• Goal: In the listing below, locate the lines bearing the word "программного". Copy every one of them.

• Excerpted data:
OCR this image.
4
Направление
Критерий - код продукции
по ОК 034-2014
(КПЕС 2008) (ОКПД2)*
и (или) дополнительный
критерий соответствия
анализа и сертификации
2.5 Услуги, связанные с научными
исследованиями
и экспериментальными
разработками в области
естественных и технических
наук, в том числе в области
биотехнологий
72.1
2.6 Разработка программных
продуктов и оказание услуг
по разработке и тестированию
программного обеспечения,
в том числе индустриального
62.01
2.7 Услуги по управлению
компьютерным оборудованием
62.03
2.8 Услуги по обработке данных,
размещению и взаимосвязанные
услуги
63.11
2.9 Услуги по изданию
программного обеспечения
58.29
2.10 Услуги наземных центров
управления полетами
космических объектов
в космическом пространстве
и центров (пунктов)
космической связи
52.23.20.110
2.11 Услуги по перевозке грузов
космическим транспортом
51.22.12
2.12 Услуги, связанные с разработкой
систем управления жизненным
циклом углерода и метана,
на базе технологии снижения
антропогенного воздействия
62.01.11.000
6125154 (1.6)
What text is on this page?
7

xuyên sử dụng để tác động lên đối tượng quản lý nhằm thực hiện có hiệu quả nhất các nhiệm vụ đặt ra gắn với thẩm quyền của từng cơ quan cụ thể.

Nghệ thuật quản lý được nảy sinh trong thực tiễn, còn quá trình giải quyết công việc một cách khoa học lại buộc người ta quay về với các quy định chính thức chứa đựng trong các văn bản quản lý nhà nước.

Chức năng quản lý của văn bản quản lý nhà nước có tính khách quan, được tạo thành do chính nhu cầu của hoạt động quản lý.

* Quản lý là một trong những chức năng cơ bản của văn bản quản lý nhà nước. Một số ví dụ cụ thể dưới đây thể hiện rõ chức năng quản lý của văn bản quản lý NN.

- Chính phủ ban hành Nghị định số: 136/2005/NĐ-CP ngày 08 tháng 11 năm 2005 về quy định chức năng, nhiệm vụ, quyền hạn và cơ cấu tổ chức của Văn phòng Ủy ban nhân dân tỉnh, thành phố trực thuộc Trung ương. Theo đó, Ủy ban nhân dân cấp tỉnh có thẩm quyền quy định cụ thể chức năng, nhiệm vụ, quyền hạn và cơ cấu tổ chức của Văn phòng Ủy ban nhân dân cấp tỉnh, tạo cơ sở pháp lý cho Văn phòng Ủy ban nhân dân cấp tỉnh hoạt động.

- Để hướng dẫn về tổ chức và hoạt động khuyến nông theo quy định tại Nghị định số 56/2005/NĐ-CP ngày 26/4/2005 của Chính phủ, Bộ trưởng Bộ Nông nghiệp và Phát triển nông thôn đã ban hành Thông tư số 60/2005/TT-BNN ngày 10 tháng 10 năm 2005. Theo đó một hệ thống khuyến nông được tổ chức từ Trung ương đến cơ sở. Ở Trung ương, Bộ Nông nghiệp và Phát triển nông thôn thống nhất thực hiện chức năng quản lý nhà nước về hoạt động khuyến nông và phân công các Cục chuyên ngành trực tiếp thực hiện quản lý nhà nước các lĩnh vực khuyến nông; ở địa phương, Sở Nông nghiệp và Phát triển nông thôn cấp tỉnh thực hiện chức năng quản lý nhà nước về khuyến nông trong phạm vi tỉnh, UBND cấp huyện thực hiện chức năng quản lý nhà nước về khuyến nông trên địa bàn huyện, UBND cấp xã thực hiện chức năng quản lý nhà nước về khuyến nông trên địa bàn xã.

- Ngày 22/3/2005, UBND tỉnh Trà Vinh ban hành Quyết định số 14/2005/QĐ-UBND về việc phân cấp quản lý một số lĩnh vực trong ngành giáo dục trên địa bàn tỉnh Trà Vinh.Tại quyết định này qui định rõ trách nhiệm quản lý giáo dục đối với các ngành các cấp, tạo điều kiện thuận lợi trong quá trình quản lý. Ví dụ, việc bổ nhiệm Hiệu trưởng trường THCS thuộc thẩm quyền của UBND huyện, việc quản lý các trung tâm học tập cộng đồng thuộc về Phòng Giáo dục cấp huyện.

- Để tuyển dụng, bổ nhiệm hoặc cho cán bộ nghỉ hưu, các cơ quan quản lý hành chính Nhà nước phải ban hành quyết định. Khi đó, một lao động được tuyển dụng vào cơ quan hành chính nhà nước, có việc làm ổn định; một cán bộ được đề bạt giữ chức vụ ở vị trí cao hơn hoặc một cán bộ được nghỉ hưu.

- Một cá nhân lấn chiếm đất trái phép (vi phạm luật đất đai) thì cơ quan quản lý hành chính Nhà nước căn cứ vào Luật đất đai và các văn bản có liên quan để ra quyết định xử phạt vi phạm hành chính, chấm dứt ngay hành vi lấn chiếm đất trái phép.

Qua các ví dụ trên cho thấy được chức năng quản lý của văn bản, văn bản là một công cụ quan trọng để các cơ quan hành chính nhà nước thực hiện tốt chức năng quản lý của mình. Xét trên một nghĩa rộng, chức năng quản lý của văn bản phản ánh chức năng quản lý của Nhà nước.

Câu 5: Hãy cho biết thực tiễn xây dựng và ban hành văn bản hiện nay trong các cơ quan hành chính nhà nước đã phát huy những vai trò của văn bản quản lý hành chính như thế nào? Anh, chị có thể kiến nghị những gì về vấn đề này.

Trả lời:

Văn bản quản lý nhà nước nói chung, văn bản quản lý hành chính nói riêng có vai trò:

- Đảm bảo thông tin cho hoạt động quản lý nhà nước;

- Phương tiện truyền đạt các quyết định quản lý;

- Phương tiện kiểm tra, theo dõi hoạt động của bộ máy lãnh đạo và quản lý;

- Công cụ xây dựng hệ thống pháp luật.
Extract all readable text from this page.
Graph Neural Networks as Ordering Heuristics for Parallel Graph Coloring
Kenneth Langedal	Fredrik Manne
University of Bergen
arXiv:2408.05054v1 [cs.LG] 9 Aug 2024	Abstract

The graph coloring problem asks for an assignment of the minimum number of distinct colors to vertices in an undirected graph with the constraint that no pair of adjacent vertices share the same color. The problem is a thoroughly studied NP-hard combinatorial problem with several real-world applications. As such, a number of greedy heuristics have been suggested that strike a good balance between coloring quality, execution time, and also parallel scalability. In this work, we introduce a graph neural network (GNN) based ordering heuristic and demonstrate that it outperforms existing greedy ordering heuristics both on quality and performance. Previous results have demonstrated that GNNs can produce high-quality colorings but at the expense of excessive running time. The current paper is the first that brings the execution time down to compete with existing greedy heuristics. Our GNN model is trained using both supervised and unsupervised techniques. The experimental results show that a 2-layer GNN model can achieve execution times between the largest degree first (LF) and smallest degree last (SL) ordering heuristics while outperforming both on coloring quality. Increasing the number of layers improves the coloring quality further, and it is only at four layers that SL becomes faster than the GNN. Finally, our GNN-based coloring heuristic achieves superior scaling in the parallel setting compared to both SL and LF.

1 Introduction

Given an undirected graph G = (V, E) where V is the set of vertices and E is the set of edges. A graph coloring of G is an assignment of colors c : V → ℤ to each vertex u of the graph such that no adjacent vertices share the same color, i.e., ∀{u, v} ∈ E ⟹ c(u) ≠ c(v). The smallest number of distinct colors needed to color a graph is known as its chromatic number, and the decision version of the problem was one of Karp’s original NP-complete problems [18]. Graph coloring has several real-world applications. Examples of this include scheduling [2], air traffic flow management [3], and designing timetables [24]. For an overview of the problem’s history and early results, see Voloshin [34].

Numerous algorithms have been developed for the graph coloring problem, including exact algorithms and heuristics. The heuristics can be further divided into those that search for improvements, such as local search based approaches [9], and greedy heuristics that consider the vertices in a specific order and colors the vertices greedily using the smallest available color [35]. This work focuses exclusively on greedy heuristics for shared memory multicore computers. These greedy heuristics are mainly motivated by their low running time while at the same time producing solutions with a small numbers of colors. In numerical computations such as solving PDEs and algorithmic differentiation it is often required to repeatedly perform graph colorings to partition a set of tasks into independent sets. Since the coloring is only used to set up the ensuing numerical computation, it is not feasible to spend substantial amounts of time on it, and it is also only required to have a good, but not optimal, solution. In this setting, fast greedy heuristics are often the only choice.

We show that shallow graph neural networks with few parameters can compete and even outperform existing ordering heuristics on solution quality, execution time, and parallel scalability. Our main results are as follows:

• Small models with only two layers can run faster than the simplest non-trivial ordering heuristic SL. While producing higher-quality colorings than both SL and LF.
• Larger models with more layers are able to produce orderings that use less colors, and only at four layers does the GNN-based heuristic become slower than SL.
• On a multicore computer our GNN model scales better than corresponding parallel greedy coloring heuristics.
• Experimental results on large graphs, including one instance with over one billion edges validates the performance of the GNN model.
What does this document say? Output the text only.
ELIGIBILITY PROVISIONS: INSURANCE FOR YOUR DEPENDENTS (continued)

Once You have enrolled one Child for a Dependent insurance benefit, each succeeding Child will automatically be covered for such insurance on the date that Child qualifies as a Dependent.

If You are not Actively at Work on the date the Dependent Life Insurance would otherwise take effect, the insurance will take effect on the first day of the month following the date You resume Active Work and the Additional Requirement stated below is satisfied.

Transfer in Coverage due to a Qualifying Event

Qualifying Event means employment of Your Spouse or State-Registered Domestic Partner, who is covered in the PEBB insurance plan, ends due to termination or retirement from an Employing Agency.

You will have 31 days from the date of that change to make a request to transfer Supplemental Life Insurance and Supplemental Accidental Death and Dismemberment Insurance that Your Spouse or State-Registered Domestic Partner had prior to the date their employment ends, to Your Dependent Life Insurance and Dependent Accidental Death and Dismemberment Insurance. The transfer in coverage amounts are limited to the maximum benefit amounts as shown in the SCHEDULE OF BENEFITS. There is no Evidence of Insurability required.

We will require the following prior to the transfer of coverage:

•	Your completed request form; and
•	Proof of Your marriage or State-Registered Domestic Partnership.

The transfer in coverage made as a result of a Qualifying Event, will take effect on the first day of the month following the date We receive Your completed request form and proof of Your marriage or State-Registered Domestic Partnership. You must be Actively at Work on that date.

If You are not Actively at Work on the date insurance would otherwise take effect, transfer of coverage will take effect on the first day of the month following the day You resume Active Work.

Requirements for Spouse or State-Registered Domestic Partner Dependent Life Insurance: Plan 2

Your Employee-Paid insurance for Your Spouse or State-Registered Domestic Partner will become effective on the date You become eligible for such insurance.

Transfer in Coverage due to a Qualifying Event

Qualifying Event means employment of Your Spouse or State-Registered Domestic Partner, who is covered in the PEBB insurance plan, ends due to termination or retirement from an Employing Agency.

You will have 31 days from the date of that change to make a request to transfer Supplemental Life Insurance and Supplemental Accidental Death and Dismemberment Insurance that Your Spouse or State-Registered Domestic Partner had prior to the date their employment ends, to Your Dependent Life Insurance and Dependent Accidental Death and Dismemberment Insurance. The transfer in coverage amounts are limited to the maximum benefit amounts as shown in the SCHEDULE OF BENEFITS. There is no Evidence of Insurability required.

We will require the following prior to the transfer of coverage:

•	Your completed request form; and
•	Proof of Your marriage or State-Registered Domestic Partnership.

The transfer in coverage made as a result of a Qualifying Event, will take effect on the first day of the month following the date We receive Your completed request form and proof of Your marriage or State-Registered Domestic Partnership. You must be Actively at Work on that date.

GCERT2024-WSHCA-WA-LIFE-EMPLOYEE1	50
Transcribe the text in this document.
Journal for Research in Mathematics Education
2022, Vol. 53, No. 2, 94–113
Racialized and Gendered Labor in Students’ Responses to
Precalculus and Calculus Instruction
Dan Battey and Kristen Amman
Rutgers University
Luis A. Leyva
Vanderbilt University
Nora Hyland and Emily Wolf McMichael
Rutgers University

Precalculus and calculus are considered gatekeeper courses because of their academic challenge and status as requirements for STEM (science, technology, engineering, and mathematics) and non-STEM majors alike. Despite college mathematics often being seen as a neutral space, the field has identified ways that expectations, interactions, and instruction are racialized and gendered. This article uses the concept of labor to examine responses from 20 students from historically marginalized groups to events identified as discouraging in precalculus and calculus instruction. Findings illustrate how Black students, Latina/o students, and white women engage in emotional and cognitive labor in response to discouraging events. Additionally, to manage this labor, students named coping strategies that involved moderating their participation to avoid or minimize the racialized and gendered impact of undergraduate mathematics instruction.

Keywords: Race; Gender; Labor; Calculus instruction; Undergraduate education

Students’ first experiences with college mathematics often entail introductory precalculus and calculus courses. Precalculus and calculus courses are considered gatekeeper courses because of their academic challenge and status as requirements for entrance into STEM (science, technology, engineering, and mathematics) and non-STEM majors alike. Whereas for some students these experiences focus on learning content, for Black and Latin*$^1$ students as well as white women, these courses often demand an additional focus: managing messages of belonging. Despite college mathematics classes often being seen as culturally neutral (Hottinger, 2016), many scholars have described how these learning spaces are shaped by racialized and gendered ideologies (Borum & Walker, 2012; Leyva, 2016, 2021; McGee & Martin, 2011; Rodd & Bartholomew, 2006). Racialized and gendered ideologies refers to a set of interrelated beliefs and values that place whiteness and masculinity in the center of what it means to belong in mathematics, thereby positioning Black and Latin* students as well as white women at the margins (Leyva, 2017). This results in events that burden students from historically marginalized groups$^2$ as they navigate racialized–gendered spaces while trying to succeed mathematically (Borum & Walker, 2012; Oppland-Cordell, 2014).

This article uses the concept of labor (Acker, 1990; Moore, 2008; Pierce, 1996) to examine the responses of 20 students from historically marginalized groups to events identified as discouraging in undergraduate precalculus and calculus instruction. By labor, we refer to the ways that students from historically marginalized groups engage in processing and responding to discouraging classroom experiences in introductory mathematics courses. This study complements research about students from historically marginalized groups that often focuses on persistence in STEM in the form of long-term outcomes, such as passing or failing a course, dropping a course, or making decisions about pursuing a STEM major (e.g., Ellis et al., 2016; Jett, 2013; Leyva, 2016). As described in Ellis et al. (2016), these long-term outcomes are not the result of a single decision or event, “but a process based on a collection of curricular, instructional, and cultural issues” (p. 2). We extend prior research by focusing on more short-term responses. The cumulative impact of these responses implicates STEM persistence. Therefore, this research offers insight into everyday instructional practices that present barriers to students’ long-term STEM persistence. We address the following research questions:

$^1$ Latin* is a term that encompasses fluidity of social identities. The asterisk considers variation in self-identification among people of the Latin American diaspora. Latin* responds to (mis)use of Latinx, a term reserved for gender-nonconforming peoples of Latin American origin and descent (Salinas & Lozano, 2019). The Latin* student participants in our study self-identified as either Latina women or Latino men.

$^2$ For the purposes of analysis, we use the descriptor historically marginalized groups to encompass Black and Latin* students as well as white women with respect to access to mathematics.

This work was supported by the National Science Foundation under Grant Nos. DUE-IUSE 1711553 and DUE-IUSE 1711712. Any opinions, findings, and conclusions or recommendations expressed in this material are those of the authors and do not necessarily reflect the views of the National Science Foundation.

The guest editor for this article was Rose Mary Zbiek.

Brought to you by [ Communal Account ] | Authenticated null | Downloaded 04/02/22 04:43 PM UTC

• Response:
программного обеспечения,
программного обеспечения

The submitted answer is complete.